What is being asked
Reproduce the listing below exactly, minus its pictures.

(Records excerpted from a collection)
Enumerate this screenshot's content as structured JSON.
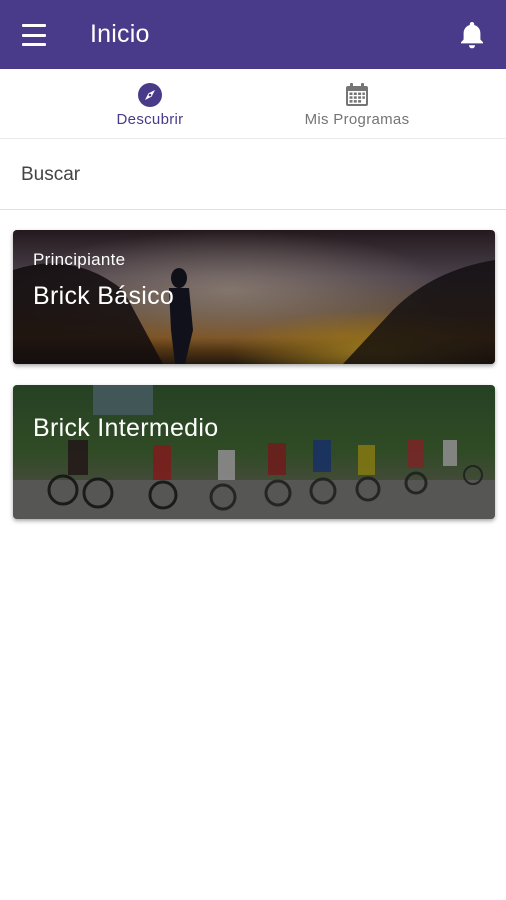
{
  "appbar": {
    "title": "Inicio",
    "menu_icon": "menu-icon",
    "notification_icon": "bell-icon",
    "color": "#4a3a8a"
  },
  "tabs": [
    {
      "label": "Descubrir",
      "icon": "compass-icon",
      "active": true
    },
    {
      "label": "Mis Programas",
      "icon": "calendar-icon",
      "active": false
    }
  ],
  "search": {
    "placeholder": "Buscar",
    "value": ""
  },
  "programs": [
    {
      "level": "Principiante",
      "name": "Brick Básico",
      "image": "runner-sunset"
    },
    {
      "level": "",
      "name": "Brick Intermedio",
      "image": "cyclists-race"
    }
  ]
}
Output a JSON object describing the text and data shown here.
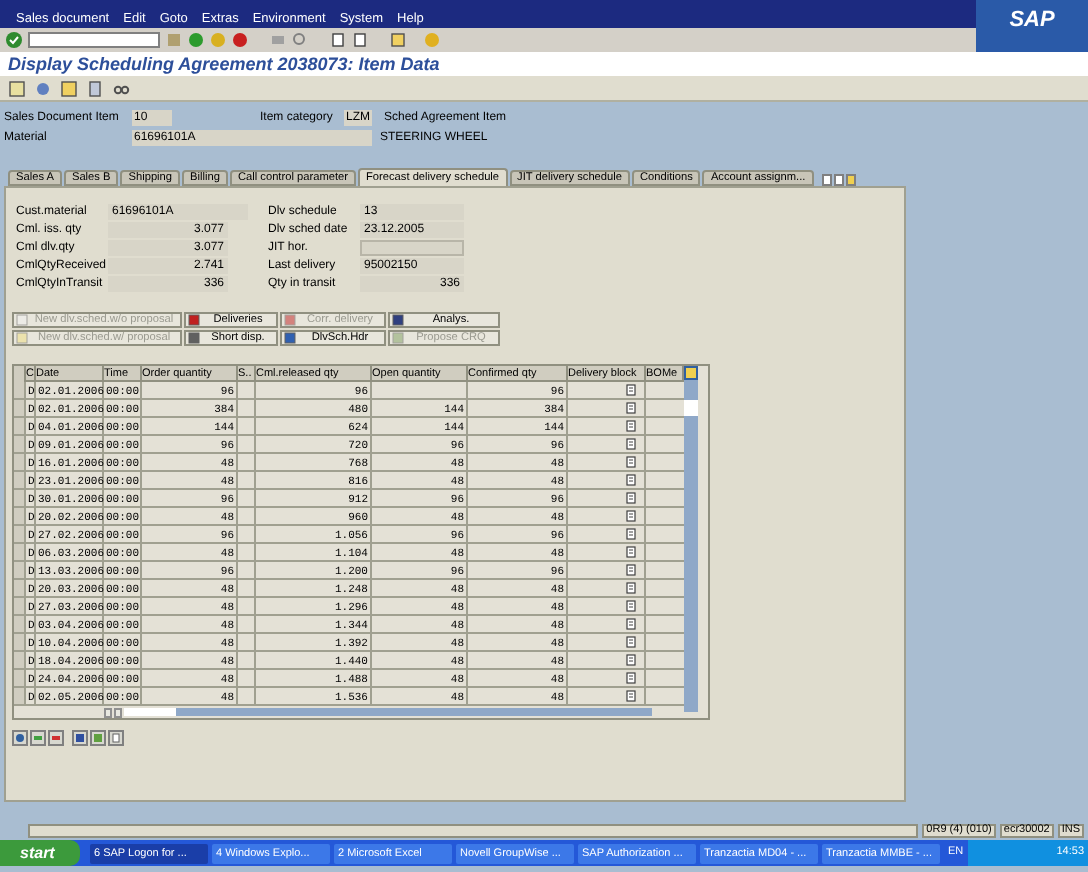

Response below
Enumerate this screenshot's content as structured JSON.
{
  "appbar": {
    "title": "Inicio",
    "menu_icon": "menu-icon",
    "notification_icon": "bell-icon",
    "color": "#4a3a8a"
  },
  "tabs": [
    {
      "label": "Descubrir",
      "icon": "compass-icon",
      "active": true
    },
    {
      "label": "Mis Programas",
      "icon": "calendar-icon",
      "active": false
    }
  ],
  "search": {
    "placeholder": "Buscar",
    "value": ""
  },
  "programs": [
    {
      "level": "Principiante",
      "name": "Brick Básico",
      "image": "runner-sunset"
    },
    {
      "level": "",
      "name": "Brick Intermedio",
      "image": "cyclists-race"
    }
  ]
}
Output a JSON object describing the text and data shown here.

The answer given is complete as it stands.